• **Work instructions**: Copy each of the items below word for word, keeping every line intact.

• **Supplied material**:

--

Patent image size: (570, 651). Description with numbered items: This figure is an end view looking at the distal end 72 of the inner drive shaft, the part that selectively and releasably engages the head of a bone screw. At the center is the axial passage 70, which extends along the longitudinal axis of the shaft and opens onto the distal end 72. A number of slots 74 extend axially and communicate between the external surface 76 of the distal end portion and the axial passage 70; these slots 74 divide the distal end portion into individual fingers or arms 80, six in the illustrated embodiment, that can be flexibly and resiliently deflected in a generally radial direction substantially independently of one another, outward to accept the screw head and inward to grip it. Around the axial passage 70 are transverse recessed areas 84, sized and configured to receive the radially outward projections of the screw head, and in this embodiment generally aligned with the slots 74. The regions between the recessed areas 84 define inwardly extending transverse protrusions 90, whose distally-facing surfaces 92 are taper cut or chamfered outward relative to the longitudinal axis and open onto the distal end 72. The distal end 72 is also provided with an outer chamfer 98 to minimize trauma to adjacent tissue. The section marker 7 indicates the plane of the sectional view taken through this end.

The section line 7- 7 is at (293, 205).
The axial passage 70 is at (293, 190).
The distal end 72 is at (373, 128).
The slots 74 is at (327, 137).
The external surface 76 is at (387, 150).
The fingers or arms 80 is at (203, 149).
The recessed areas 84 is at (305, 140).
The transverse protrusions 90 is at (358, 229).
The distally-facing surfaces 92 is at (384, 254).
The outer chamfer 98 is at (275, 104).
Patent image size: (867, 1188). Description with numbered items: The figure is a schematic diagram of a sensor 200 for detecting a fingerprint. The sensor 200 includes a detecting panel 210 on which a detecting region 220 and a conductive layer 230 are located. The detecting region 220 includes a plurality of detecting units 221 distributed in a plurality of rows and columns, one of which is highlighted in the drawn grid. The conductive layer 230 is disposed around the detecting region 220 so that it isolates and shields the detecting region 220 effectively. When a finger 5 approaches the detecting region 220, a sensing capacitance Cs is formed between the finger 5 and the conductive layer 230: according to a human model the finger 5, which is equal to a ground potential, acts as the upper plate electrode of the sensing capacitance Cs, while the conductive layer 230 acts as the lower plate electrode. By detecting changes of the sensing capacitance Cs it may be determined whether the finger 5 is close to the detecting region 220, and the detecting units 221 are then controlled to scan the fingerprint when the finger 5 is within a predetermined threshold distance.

--

• **Response for this exercise**:
Patent image size: (570, 651). Description with numbered items: This figure is an end view looking at the distal end 72 of the inner drive shaft, the part that selectively and releasably engages the head of a bone screw. At the center is the axial passage 70, which extends along the longitudinal axis of the shaft and opens onto the distal end 72. A number of slots 74 extend axially and communicate between the external surface 76 of the distal end portion and the axial passage 70; these slots 74 divide the distal end portion into individual fingers or arms 80, six in the illustrated embodiment, that can be flexibly and resiliently deflected in a generally radial direction substantially independently of one another, outward to accept the screw head and inward to grip it. Around the axial passage 70 are transverse recessed areas 84, sized and configured to receive the radially outward projections of the screw head, and in this embodiment generally aligned with the slots 74. The regions between the recessed areas 84 define inwardly extending transverse protrusions 90, whose distally-facing surfaces 92 are taper cut or chamfered outward relative to the longitudinal axis and open onto the distal end 72. The distal end 72 is also provided with an outer chamfer 98 to minimize trauma to adjacent tissue. The section marker 7 indicates the plane of the sectional view taken through this end.

The section line 7- 7 is at (293, 205).
The axial passage 70 is at (293, 190).
The distal end 72 is at (373, 128).
The slots 74 is at (327, 137).
The external surface 76 is at (387, 150).
The fingers or arms 80 is at (203, 149).
The recessed areas 84 is at (305, 140).
The transverse protrusions 90 is at (358, 229).
The distally-facing surfaces 92 is at (384, 254).
The outer chamfer 98 is at (275, 104).
Patent image size: (867, 1188). Description with numbered items: The figure is a schematic diagram of a sensor 200 for detecting a fingerprint. The sensor 200 includes a detecting panel 210 on which a detecting region 220 and a conductive layer 230 are located. The detecting region 220 includes a plurality of detecting units 221 distributed in a plurality of rows and columns, one of which is highlighted in the drawn grid. The conductive layer 230 is disposed around the detecting region 220 so that it isolates and shields the detecting region 220 effectively. When a finger 5 approaches the detecting region 220, a sensing capacitance Cs is formed between the finger 5 and the conductive layer 230: according to a human model the finger 5, which is equal to a ground potential, acts as the upper plate electrode of the sensing capacitance Cs, while the conductive layer 230 acts as the lower plate electrode. By detecting changes of the sensing capacitance Cs it may be determined whether the finger 5 is close to the detecting region 220, and the detecting units 221 are then controlled to scan the fingerprint when the finger 5 is within a predetermined threshold distance.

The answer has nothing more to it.